Problem to solve — Set down every entry word for word. Omit the pictures.

Source records —
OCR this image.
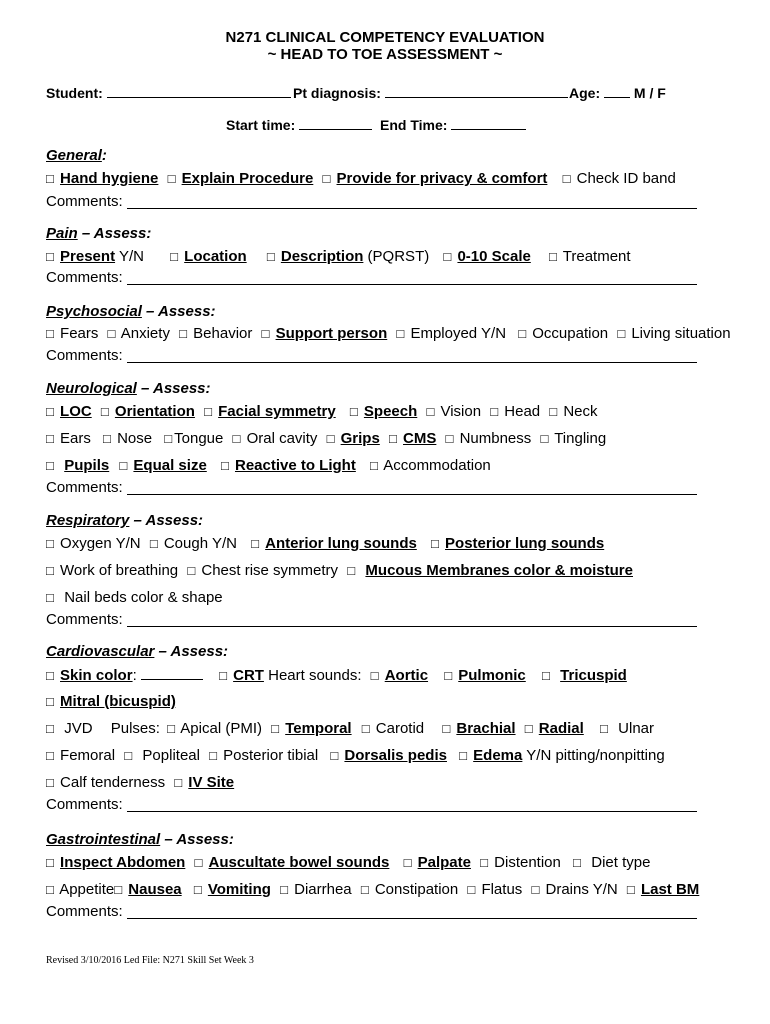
N271 CLINICAL COMPETENCY EVALUATION
~ HEAD TO TOE ASSESSMENT ~
Student:	Pt diagnosis:	Age: M / F
Start time:	End Time:
General:
□ Hand hygiene □ Explain Procedure □ Provide for privacy & comfort □ Check ID band
Comments:
Pain – Assess:
□ Present Y/N □ Location □ Description (PQRST) □ 0-10 Scale □ Treatment
Comments:
Psychosocial – Assess:
□ Fears □ Anxiety □ Behavior □ Support person □ Employed Y/N □ Occupation □ Living situation
Comments:
Neurological – Assess:
□ LOC □ Orientation □ Facial symmetry □ Speech □ Vision □ Head □ Neck
□ Ears □ Nose □ Tongue □ Oral cavity □ Grips □ CMS □ Numbness □ Tingling
□ Pupils □ Equal size □ Reactive to Light □ Accommodation
Comments:
Respiratory – Assess:
□ Oxygen Y/N □ Cough Y/N □ Anterior lung sounds □ Posterior lung sounds
□ Work of breathing □ Chest rise symmetry □ Mucous Membranes color & moisture
□ Nail beds color & shape
Comments:
Cardiovascular – Assess:
□ Skin color:	□ CRT Heart sounds: □ Aortic □ Pulmonic □ Tricuspid
□ Mitral (bicuspid)
□ JVD Pulses: □ Apical (PMI) □ Temporal □ Carotid □ Brachial □ Radial □ Ulnar
□ Femoral □ Popliteal □ Posterior tibial □ Dorsalis pedis □ Edema Y/N pitting/nonpitting
□ Calf tenderness □ IV Site
Comments:
Gastrointestinal – Assess:
□ Inspect Abdomen □ Auscultate bowel sounds □ Palpate □ Distention □ Diet type
□ Appetite□ Nausea □ Vomiting □ Diarrhea □ Constipation □ Flatus □ Drains Y/N □ Last BM
Comments:
Revised 3/10/2016 Led File: N271 Skill Set Week 3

Answer to the exercise —
OCR this image.
N271 CLINICAL COMPETENCY EVALUATION
~ HEAD TO TOE ASSESSMENT ~
Student:	Pt diagnosis:	Age: M / F
Start time:	End Time:
General:
□ Hand hygiene □ Explain Procedure □ Provide for privacy & comfort □ Check ID band
Comments:
Pain – Assess:
□ Present Y/N □ Location □ Description (PQRST) □ 0-10 Scale □ Treatment
Comments:
Psychosocial – Assess:
□ Fears □ Anxiety □ Behavior □ Support person □ Employed Y/N □ Occupation □ Living situation
Comments:
Neurological – Assess:
□ LOC □ Orientation □ Facial symmetry □ Speech □ Vision □ Head □ Neck
□ Ears □ Nose □ Tongue □ Oral cavity □ Grips □ CMS □ Numbness □ Tingling
□ Pupils □ Equal size □ Reactive to Light □ Accommodation
Comments:
Respiratory – Assess:
□ Oxygen Y/N □ Cough Y/N □ Anterior lung sounds □ Posterior lung sounds
□ Work of breathing □ Chest rise symmetry □ Mucous Membranes color & moisture
□ Nail beds color & shape
Comments:
Cardiovascular – Assess:
□ Skin color:	□ CRT Heart sounds: □ Aortic □ Pulmonic □ Tricuspid
□ Mitral (bicuspid)
□ JVD Pulses: □ Apical (PMI) □ Temporal □ Carotid □ Brachial □ Radial □ Ulnar
□ Femoral □ Popliteal □ Posterior tibial □ Dorsalis pedis □ Edema Y/N pitting/nonpitting
□ Calf tenderness □ IV Site
Comments:
Gastrointestinal – Assess:
□ Inspect Abdomen □ Auscultate bowel sounds □ Palpate □ Distention □ Diet type
□ Appetite□ Nausea □ Vomiting □ Diarrhea □ Constipation □ Flatus □ Drains Y/N □ Last BM
Comments:
Revised 3/10/2016 Led File: N271 Skill Set Week 3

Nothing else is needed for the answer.